- Exercise prompt -
Reproduce the material below line for line, without changing anything, and leave the pictures out.

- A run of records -
::::

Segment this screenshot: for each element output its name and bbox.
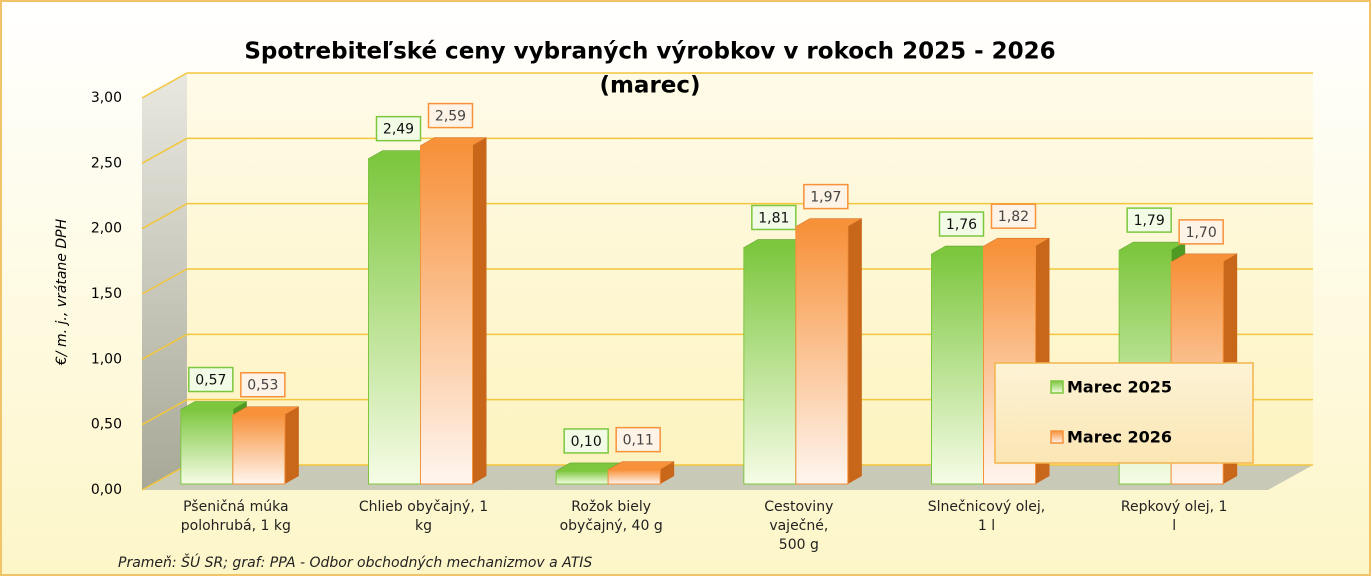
value-label: 0,53 [247, 378, 278, 394]
x-tick-label: Chlieb obyčajný, 1 kg [358, 499, 489, 534]
value-label: 2,49 [383, 122, 414, 138]
value-label-box [615, 426, 661, 453]
grid-line-side [141, 399, 188, 426]
value-label-box [1126, 207, 1172, 233]
x-tick-label: Cestoviny vaječné, 500 g [764, 499, 834, 553]
y-tick-label: 0,50 [91, 417, 122, 433]
legend-label: Marec 2026 [1067, 428, 1172, 447]
value-label: 1,82 [998, 209, 1029, 225]
y-tick-label: 3,00 [91, 90, 122, 106]
value-label-box [751, 204, 797, 231]
bar [420, 145, 473, 485]
legend-swatch [1050, 380, 1064, 394]
grid-line-side [141, 268, 188, 295]
x-tick-label: Pšeničná múka polohrubá, 1 kg [180, 499, 291, 534]
y-tick-label: 1,00 [91, 351, 122, 367]
value-label: 1,81 [758, 210, 789, 226]
grid-line-side [141, 464, 188, 491]
bar [795, 226, 849, 485]
grid-line-side [141, 137, 188, 164]
chart-subtitle: (marec) [599, 73, 700, 99]
x-tick-label: Slnečnicový olej, 1 l [927, 499, 1046, 534]
y-tick-label: 0,00 [91, 482, 122, 498]
value-label-box [803, 183, 849, 210]
value-label-box [990, 203, 1037, 229]
value-label: 1,97 [810, 190, 841, 206]
value-label: 1,79 [1134, 213, 1165, 229]
value-label: 1,70 [1186, 225, 1217, 241]
value-label-box [427, 102, 474, 129]
y-axis-label: €/ m. j., vrátane DPH [54, 218, 70, 366]
value-label-box [188, 366, 234, 393]
bar-side [284, 406, 299, 484]
legend-box [994, 362, 1254, 464]
bar [743, 246, 797, 485]
value-label-box [240, 371, 286, 398]
value-label: 0,10 [571, 434, 602, 450]
grid-line-side [141, 203, 188, 230]
bar-side [472, 137, 487, 484]
bar-side [847, 218, 862, 484]
source-note: Prameň: ŠÚ SR; graf: PPA - Odbor obchodn… [118, 555, 593, 571]
bar [607, 469, 661, 485]
value-label-box [938, 211, 985, 237]
x-tick-label: Rožok biely obyčajný, 40 g [559, 499, 663, 534]
grid-line-side [141, 333, 188, 360]
bar [180, 409, 234, 485]
value-label-box [563, 428, 609, 454]
bar [368, 158, 421, 485]
legend-label: Marec 2025 [1067, 378, 1172, 397]
value-label: 0,11 [623, 433, 654, 449]
y-tick-label: 2,50 [91, 155, 122, 171]
value-label-box [1178, 219, 1224, 245]
value-label-box [375, 115, 422, 142]
x-tick-label: Repkový olej, 1 l [1120, 499, 1228, 534]
y-tick-label: 1,50 [91, 286, 122, 302]
value-label: 2,59 [435, 109, 466, 125]
bar [232, 414, 286, 485]
bar [555, 470, 609, 485]
y-tick-label: 2,00 [91, 221, 122, 237]
grid-line-side [141, 72, 188, 99]
value-label: 1,76 [946, 217, 977, 233]
bar [931, 253, 984, 485]
bar-side [660, 461, 675, 484]
value-label: 0,57 [195, 373, 226, 389]
legend-swatch [1050, 430, 1064, 444]
chart-title: Spotrebiteľské ceny vybraných výrobkov v… [244, 39, 1055, 65]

::::

- In response -
Segment this screenshot: for each element output its name and bbox.
value-label: 0,53 [247, 378, 278, 394]
x-tick-label: Chlieb obyčajný, 1 kg [358, 499, 489, 534]
value-label: 2,49 [383, 122, 414, 138]
value-label-box [615, 426, 661, 453]
grid-line-side [141, 399, 188, 426]
value-label-box [1126, 207, 1172, 233]
x-tick-label: Cestoviny vaječné, 500 g [764, 499, 834, 553]
y-tick-label: 0,50 [91, 417, 122, 433]
legend-label: Marec 2026 [1067, 428, 1172, 447]
value-label: 1,82 [998, 209, 1029, 225]
y-tick-label: 3,00 [91, 90, 122, 106]
value-label-box [751, 204, 797, 231]
bar [420, 145, 473, 485]
legend-swatch [1050, 380, 1064, 394]
grid-line-side [141, 268, 188, 295]
x-tick-label: Pšeničná múka polohrubá, 1 kg [180, 499, 291, 534]
y-tick-label: 1,00 [91, 351, 122, 367]
value-label: 1,81 [758, 210, 789, 226]
grid-line-side [141, 464, 188, 491]
bar [795, 226, 849, 485]
grid-line-side [141, 137, 188, 164]
chart-subtitle: (marec) [599, 73, 700, 99]
x-tick-label: Slnečnicový olej, 1 l [927, 499, 1046, 534]
y-tick-label: 0,00 [91, 482, 122, 498]
value-label-box [803, 183, 849, 210]
value-label-box [990, 203, 1037, 229]
value-label: 1,97 [810, 190, 841, 206]
value-label: 1,79 [1134, 213, 1165, 229]
value-label: 1,70 [1186, 225, 1217, 241]
value-label-box [427, 102, 474, 129]
y-axis-label: €/ m. j., vrátane DPH [54, 218, 70, 366]
value-label-box [188, 366, 234, 393]
bar-side [284, 406, 299, 484]
legend-box [994, 362, 1254, 464]
bar [743, 246, 797, 485]
value-label-box [240, 371, 286, 398]
value-label: 0,10 [571, 434, 602, 450]
grid-line-side [141, 203, 188, 230]
bar-side [472, 137, 487, 484]
bar-side [847, 218, 862, 484]
source-note: Prameň: ŠÚ SR; graf: PPA - Odbor obchodn… [118, 555, 593, 571]
bar [607, 469, 661, 485]
value-label-box [938, 211, 985, 237]
x-tick-label: Rožok biely obyčajný, 40 g [559, 499, 663, 534]
grid-line-side [141, 333, 188, 360]
bar [180, 409, 234, 485]
value-label-box [563, 428, 609, 454]
bar [368, 158, 421, 485]
legend-label: Marec 2025 [1067, 378, 1172, 397]
value-label: 0,11 [623, 433, 654, 449]
y-tick-label: 2,50 [91, 155, 122, 171]
value-label-box [1178, 219, 1224, 245]
value-label-box [375, 115, 422, 142]
x-tick-label: Repkový olej, 1 l [1120, 499, 1228, 534]
y-tick-label: 1,50 [91, 286, 122, 302]
value-label: 2,59 [435, 109, 466, 125]
bar [232, 414, 286, 485]
bar [555, 470, 609, 485]
y-tick-label: 2,00 [91, 221, 122, 237]
grid-line-side [141, 72, 188, 99]
value-label: 1,76 [946, 217, 977, 233]
bar [931, 253, 984, 485]
bar-side [660, 461, 675, 484]
value-label: 0,57 [195, 373, 226, 389]
legend-swatch [1050, 430, 1064, 444]
chart-title: Spotrebiteľské ceny vybraných výrobkov v… [244, 39, 1055, 65]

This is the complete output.